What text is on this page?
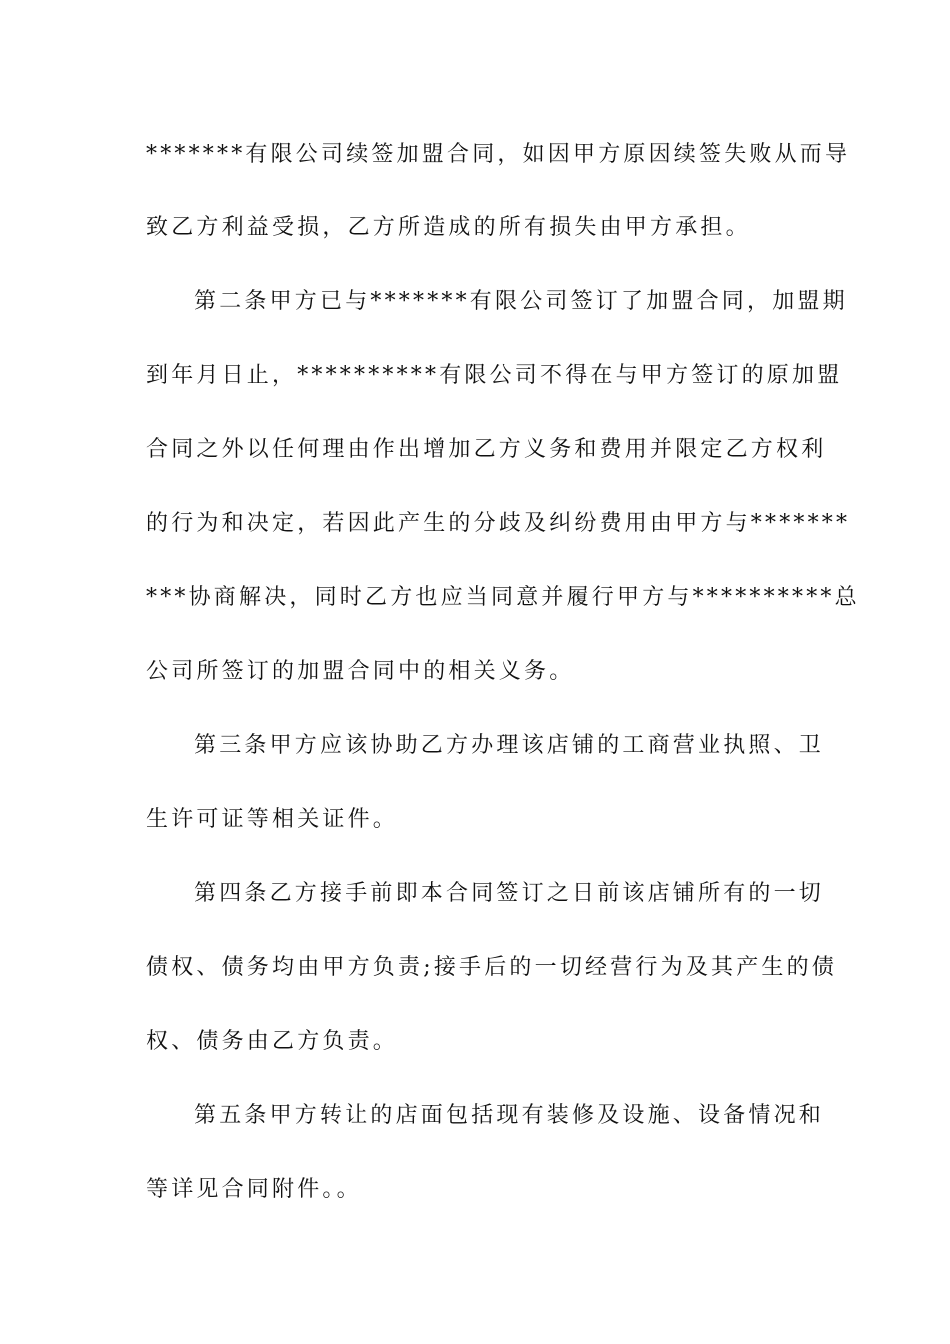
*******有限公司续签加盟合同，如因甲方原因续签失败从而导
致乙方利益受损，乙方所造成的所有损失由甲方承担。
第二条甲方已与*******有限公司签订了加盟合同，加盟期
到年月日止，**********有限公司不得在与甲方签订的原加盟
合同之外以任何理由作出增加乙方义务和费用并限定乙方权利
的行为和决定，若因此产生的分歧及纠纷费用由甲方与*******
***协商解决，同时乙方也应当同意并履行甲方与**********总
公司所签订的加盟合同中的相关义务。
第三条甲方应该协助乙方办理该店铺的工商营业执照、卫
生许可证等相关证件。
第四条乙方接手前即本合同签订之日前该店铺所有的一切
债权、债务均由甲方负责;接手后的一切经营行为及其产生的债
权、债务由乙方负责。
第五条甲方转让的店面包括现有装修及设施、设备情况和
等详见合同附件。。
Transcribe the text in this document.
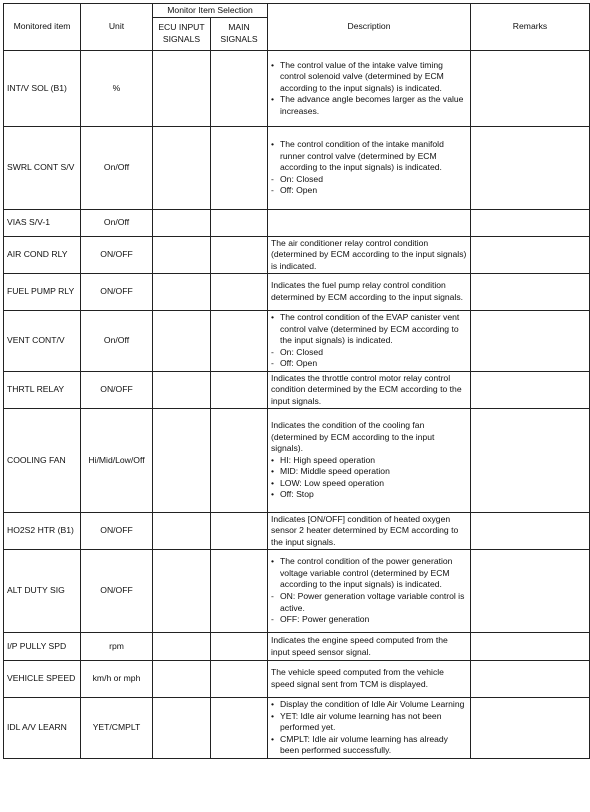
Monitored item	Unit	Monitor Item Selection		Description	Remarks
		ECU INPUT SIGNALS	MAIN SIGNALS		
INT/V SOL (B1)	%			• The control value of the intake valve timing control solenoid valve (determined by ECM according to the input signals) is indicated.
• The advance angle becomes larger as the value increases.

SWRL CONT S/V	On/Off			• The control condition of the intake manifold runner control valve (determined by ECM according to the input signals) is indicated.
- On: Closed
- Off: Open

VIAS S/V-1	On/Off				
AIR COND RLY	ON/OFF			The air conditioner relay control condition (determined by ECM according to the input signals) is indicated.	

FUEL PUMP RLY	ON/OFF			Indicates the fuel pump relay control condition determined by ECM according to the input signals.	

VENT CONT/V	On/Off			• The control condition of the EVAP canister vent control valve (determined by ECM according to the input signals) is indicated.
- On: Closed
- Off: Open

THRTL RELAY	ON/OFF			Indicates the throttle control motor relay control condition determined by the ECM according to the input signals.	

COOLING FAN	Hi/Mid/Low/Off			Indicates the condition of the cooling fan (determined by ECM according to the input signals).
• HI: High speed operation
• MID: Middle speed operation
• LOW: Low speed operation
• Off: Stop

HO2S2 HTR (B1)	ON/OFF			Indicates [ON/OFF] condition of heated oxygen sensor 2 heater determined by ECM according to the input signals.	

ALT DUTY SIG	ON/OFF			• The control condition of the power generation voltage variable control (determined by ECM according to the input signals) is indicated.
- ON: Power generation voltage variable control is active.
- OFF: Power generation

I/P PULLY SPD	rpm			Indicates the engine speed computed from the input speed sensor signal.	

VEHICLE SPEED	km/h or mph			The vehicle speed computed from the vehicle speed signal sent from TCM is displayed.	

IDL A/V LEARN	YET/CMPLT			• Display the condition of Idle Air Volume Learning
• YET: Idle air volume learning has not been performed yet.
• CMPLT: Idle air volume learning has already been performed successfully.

TASK INSTRUCTIONS - Copy every line of the listing that contains the word "generation".

EXERCISE SOLUTION -
ALT DUTY SIG	ON/OFF			• The control condition of the power generation voltage variable control (determined by ECM according to the input signals) is indicated.
- ON: Power generation voltage variable control is active.
- OFF: Power generation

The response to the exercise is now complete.